"For the grace of God that brings salvation has appeared to all men, Teaching us that, denying ungodliness and worldly lusts, we should live soberly, righteously, and godly, in this present world." (Titus 2:11-12)
Godliness is of the character of God. The Scriptures declare it to be "profitable unto all things, having promise of the life that now is, and of that which is to come." (1 Timothy 4:8)
The character of God cannot be separated from His life. And the life of God is known only in Christ. Christ was good, for "[He] knew no sin." (2 Corinthians 5:21) "[He] did no sin, neither was guile found in His mouth." (1 Peter 2:22)
Yet to the young man who came to Him and called Him "Good Master," He said, "Why do you call me good? none is good save one, even God," (Mark 10:18) thus showing that He himself was God. (See also John 1:1,14) To Philip, who said to Him, "Lord, show us the Father, and it suffices us," (John 14:8)

**Materials provided**:
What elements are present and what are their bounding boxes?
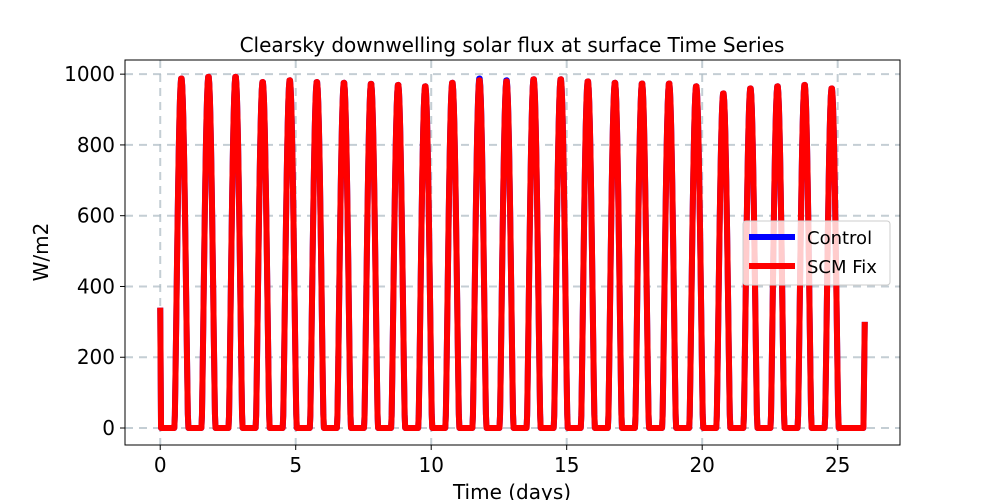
series-line-scm-fix [157,73,868,432]
y-tick-label: 400 [77,274,115,298]
x-tick-label: 0 [154,453,167,477]
x-axis-label: Time (days) [452,480,571,500]
y-tick-label: 1000 [64,62,115,86]
legend-label-control: Control [807,228,872,249]
y-tick-label: 0 [102,416,115,440]
plot-frame [124,59,901,446]
chart-title: Clearsky downwelling solar flux at surfa… [240,33,785,57]
x-tick-label: 5 [289,453,302,477]
y-axis-label: W/m2 [29,223,53,282]
series-lines [157,73,868,432]
y-tick-label: 600 [77,204,115,228]
x-tick-label: 25 [825,453,850,477]
x-tick-label: 15 [554,453,579,477]
y-tick-label: 200 [77,345,115,369]
y-tick-label: 800 [77,133,115,157]
x-tick-label: 20 [689,453,714,477]
x-tick-label: 10 [418,453,443,477]
legend: Control SCM Fix [742,220,891,286]
x-axis: 0 5 10 15 20 25 [154,445,850,477]
y-axis: 0 200 400 600 800 1000 [64,62,125,440]
legend-label-scm-fix: SCM Fix [807,257,877,278]
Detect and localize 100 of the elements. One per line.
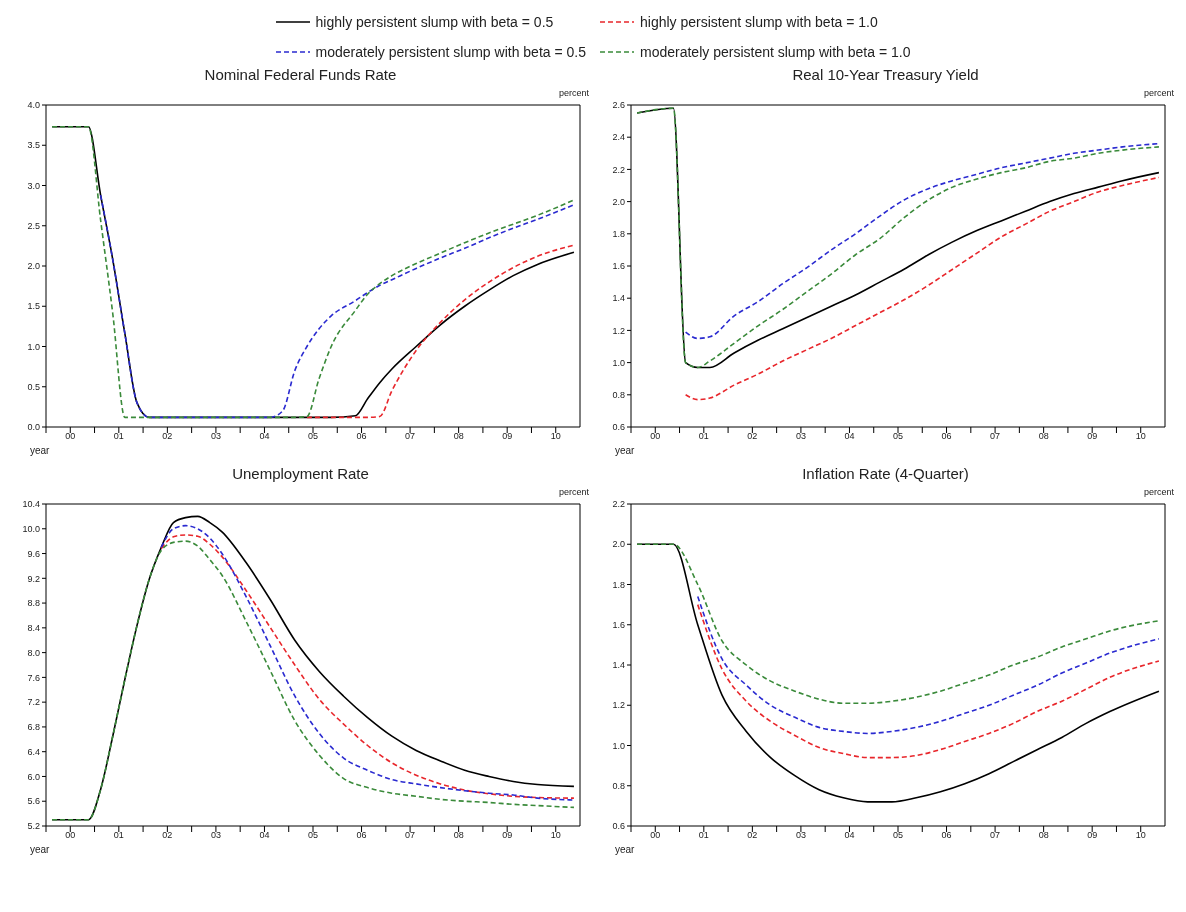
x-tick-label: 02 xyxy=(747,431,758,441)
x-tick-label: 03 xyxy=(210,830,221,840)
x-tick-label: 03 xyxy=(210,431,221,441)
line-series xyxy=(684,142,1160,340)
y-tick-label: 2.6 xyxy=(612,100,625,111)
x-tick-label: 06 xyxy=(941,830,952,840)
x-tick-label: 09 xyxy=(1087,830,1098,840)
x-tick-label: 00 xyxy=(65,431,76,441)
y-axis-title: percent xyxy=(557,88,590,100)
y-tick-label: 1.2 xyxy=(612,700,625,711)
y-tick-label: 1.0 xyxy=(612,357,625,368)
x-tick-label: 08 xyxy=(453,830,464,840)
x-tick-label: 01 xyxy=(113,830,124,840)
y-tick-label: 2.0 xyxy=(612,196,625,207)
x-tick-label: 10 xyxy=(550,830,561,840)
x-tick-label: 09 xyxy=(502,431,513,441)
x-tick-label: 00 xyxy=(650,431,661,441)
legend-label: highly persistent slump with beta = 1.0 xyxy=(640,14,878,30)
y-tick-label: 5.6 xyxy=(27,796,40,807)
y-tick-label: 1.8 xyxy=(612,579,625,590)
y-tick-label: 1.0 xyxy=(27,341,40,352)
x-tick-label: 04 xyxy=(259,830,270,840)
y-tick-label: 2.4 xyxy=(612,132,625,143)
x-tick-label: 01 xyxy=(698,431,709,441)
y-tick-label: 10.4 xyxy=(22,499,40,510)
x-tick-label: 07 xyxy=(990,431,1001,441)
y-tick-label: 0.0 xyxy=(27,422,40,433)
x-tick-label: 08 xyxy=(453,431,464,441)
y-tick-label: 1.5 xyxy=(27,301,40,312)
x-tick-label: 04 xyxy=(844,431,855,441)
x-tick-label: 04 xyxy=(259,431,270,441)
y-axis-title: percent xyxy=(1142,487,1175,499)
x-tick-label: 06 xyxy=(356,830,367,840)
x-tick-label: 08 xyxy=(1038,431,1049,441)
x-tick-label: 02 xyxy=(162,431,173,441)
x-tick-label: 10 xyxy=(1135,431,1146,441)
y-tick-label: 0.6 xyxy=(612,821,625,832)
x-tick-label: 03 xyxy=(795,431,806,441)
x-tick-label: 00 xyxy=(65,830,76,840)
y-tick-label: 8.8 xyxy=(27,598,40,609)
y-axis-title: percent xyxy=(557,487,590,499)
x-tick-label: 07 xyxy=(405,830,416,840)
y-tick-label: 7.6 xyxy=(27,672,40,683)
y-tick-label: 2.0 xyxy=(612,539,625,550)
line-series xyxy=(636,543,1160,705)
y-tick-label: 9.2 xyxy=(27,573,40,584)
y-tick-label: 3.0 xyxy=(27,180,40,191)
y-tick-label: 1.0 xyxy=(612,740,625,751)
chart-title: Nominal Federal Funds Rate xyxy=(203,66,398,85)
x-tick-label: 09 xyxy=(1087,431,1098,441)
y-tick-label: 6.4 xyxy=(27,746,40,757)
y-tick-label: 0.5 xyxy=(27,381,40,392)
x-tick-label: 01 xyxy=(113,431,124,441)
line-series xyxy=(99,194,575,419)
y-tick-label: 1.8 xyxy=(612,229,625,239)
x-tick-label: 10 xyxy=(550,431,561,441)
legend-label: moderately persistent slump with beta = 1.0 xyxy=(640,44,911,60)
x-tick-label: 05 xyxy=(892,431,904,441)
y-tick-label: 5.2 xyxy=(27,821,40,832)
x-tick-label: 09 xyxy=(502,830,513,840)
y-tick-label: 1.6 xyxy=(612,619,625,630)
y-tick-label: 8.0 xyxy=(27,647,40,658)
x-tick-label: 00 xyxy=(650,830,661,840)
y-tick-label: 2.5 xyxy=(27,220,40,231)
x-tick-label: 07 xyxy=(990,830,1001,840)
line-series xyxy=(696,595,1160,735)
x-tick-label: 05 xyxy=(307,431,319,441)
chart-title: Unemployment Rate xyxy=(231,465,370,484)
x-tick-label: 03 xyxy=(795,830,806,840)
x-axis-title: year xyxy=(29,445,51,458)
line-series xyxy=(51,125,575,419)
y-tick-label: 1.4 xyxy=(612,293,625,304)
x-tick-label: 07 xyxy=(405,431,416,441)
y-tick-label: 10.0 xyxy=(22,523,40,534)
y-tick-label: 2.2 xyxy=(612,164,625,175)
y-tick-label: 0.8 xyxy=(612,780,625,791)
y-tick-label: 2.0 xyxy=(27,261,40,272)
x-axis-title: year xyxy=(614,445,636,458)
y-tick-label: 4.0 xyxy=(27,100,40,111)
y-tick-label: 9.6 xyxy=(27,548,40,559)
x-tick-label: 08 xyxy=(1038,830,1049,840)
y-tick-label: 6.8 xyxy=(27,722,40,733)
x-axis-title: year xyxy=(614,844,636,857)
y-tick-label: 1.2 xyxy=(612,325,625,336)
x-tick-label: 05 xyxy=(892,830,904,840)
x-tick-label: 02 xyxy=(747,830,758,840)
y-tick-label: 3.5 xyxy=(27,140,40,151)
y-tick-label: 0.8 xyxy=(612,389,625,400)
line-series xyxy=(306,244,575,419)
y-tick-label: 7.2 xyxy=(27,697,40,708)
y-tick-label: 6.0 xyxy=(27,771,40,782)
chart-title: Real 10-Year Treasury Yield xyxy=(791,66,980,85)
y-tick-label: 2.2 xyxy=(612,499,625,510)
legend-label: highly persistent slump with beta = 0.5 xyxy=(315,14,554,30)
y-tick-label: 8.4 xyxy=(27,623,40,634)
x-tick-label: 06 xyxy=(941,431,952,441)
y-tick-label: 1.4 xyxy=(612,660,625,671)
x-tick-label: 10 xyxy=(1135,830,1146,840)
line-series xyxy=(696,603,1160,759)
x-axis-title: year xyxy=(29,844,51,857)
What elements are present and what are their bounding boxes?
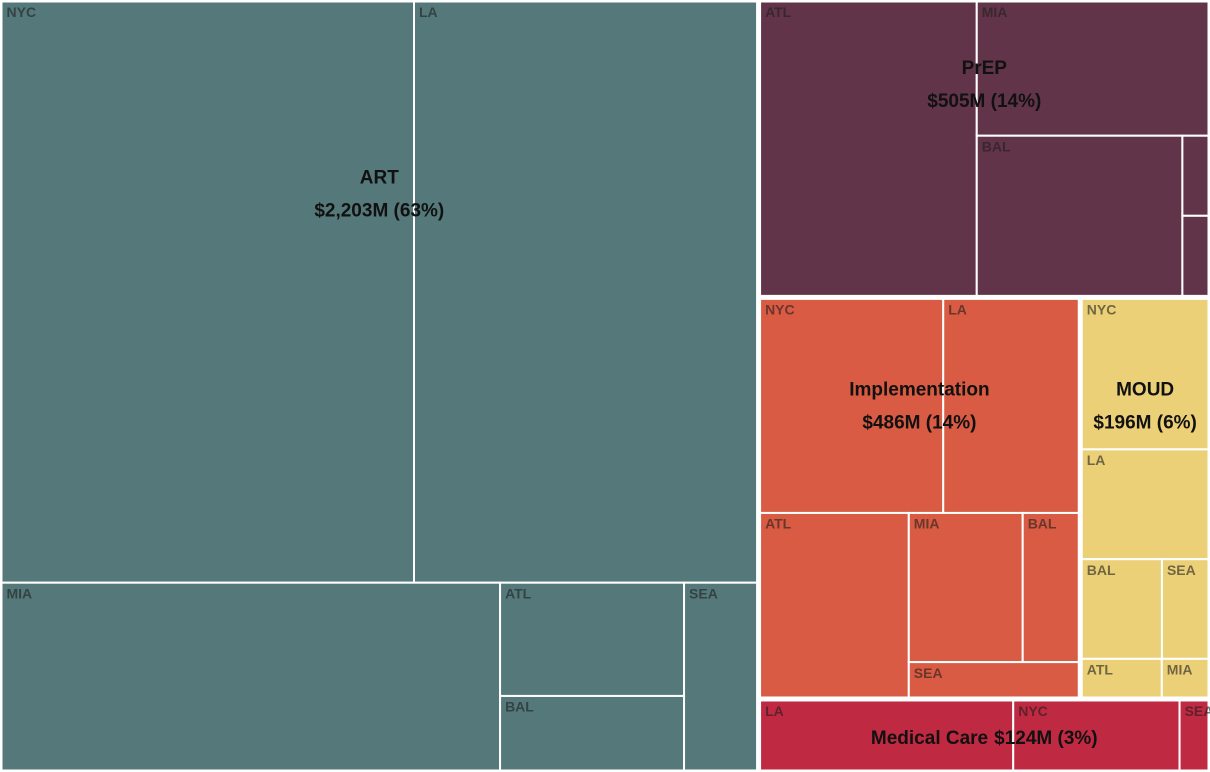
tile: [413, 0, 759, 584]
tile-label: ATL: [765, 516, 792, 532]
tile-label: LA: [948, 302, 967, 318]
tile-label: NYC: [765, 302, 795, 318]
tile: [1178, 699, 1210, 772]
tile-label: SEA: [689, 585, 718, 601]
group: ATL MIA BAL PrEP $505M (14%): [759, 0, 1210, 297]
tile: [907, 661, 1080, 699]
group: NYC LA BAL SEA ATL MIA MOUD $196M (6%): [1080, 297, 1210, 699]
tile-label: BAL: [982, 138, 1011, 154]
tile-label: BAL: [1087, 562, 1116, 578]
tile-label: ATL: [765, 4, 792, 20]
tile: [1181, 134, 1210, 217]
tile: [759, 511, 910, 699]
group-label: MOUD: [1116, 380, 1174, 401]
tile: [683, 581, 759, 772]
tile-label: BAL: [505, 699, 534, 715]
tile: [1021, 511, 1080, 664]
group-name: Medical Care: [871, 728, 988, 749]
tile: [1080, 297, 1210, 451]
group: NYC LA MIA ATL BAL SEA ART $2,203M (63%): [0, 0, 759, 772]
tile-label: NYC: [1087, 302, 1117, 318]
tile: [499, 581, 686, 697]
group-label: Medical Care $124M (3%): [871, 728, 1098, 749]
group-value-label: $505M (14%): [927, 91, 1041, 112]
group-value-label: $196M (6%): [1093, 413, 1197, 434]
tile: [942, 297, 1080, 514]
tile-label: LA: [419, 4, 438, 20]
tile: [0, 581, 502, 772]
tile-label: ATL: [505, 585, 532, 601]
tile: [1160, 657, 1210, 699]
group-label: PrEP: [962, 58, 1008, 79]
tile-label: NYC: [1018, 703, 1048, 719]
tile-label: MIA: [982, 4, 1008, 20]
tile-label: MIA: [1167, 662, 1193, 678]
tile: [499, 694, 686, 772]
tile-label: BAL: [1028, 516, 1057, 532]
group-label: ART: [360, 167, 399, 188]
group-label: Implementation: [849, 380, 989, 401]
tile-label: MIA: [914, 516, 940, 532]
tile: [975, 134, 1184, 297]
tile-label: SEA: [914, 665, 943, 681]
tile: [1160, 558, 1210, 660]
group-value-label: $486M (14%): [862, 413, 976, 434]
tile: [975, 0, 1210, 137]
group: LA NYC SEA Medical Care $124M (3%): [759, 699, 1210, 772]
group-value-label: $2,203M (63%): [314, 200, 444, 221]
tile-label: SEA: [1167, 562, 1196, 578]
group: NYC LA ATL MIA BAL SEA Implementation $486M (14…: [759, 297, 1080, 699]
tile: [759, 0, 978, 297]
tile-label: SEA: [1185, 703, 1210, 719]
tile-label: NYC: [7, 4, 37, 20]
tile: [0, 0, 416, 584]
tile: [1181, 214, 1210, 297]
tile-label: LA: [1087, 452, 1106, 468]
tile: [907, 511, 1024, 664]
tile-label: LA: [765, 703, 784, 719]
tile-label: ATL: [1087, 662, 1114, 678]
tile-label: MIA: [7, 585, 33, 601]
group-value-label: $124M (3%): [994, 728, 1098, 749]
tile: [1012, 699, 1181, 772]
tile: [759, 297, 945, 514]
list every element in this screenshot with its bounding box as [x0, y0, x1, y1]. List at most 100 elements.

**To do**:
a: Rewrite the paragraph of the godliness text that begins "The character of God cannot be separated" as a short bulleted list, keeping its main facts.
b: In the entries, update the lines between the one holding "x-tick-label: 02 xyxy=(747,431,758,441)" and the one holding "x-tick-label: 00 xyxy=(65,431,76,441)", inclusive, so that "x-tick-label" becomes "x-axis-tick-label", with nothing else changed. Return only those lines.
The text and the entries come from unrelated sources.

**Answer list**:
a:
- God's character cannot be separated from His life.
- God's life is known only in Christ.
- Christ was good: He knew no sin (2 Corinthians 5:21), did no sin, and no guile was found in His mouth (1 Peter 2:22).

b:
x-axis-tick-label: 02 xyxy=(747,431,758,441)
x-axis-tick-label: 03 xyxy=(210,830,221,840)
x-axis-tick-label: 03 xyxy=(210,431,221,441)
line-series xyxy=(684,142,1160,340)
y-tick-label: 2.6 xyxy=(612,100,625,111)
x-axis-tick-label: 06 xyxy=(941,830,952,840)
x-axis-tick-label: 09 xyxy=(1087,830,1098,840)
x-axis-tick-label: 00 xyxy=(65,431,76,441)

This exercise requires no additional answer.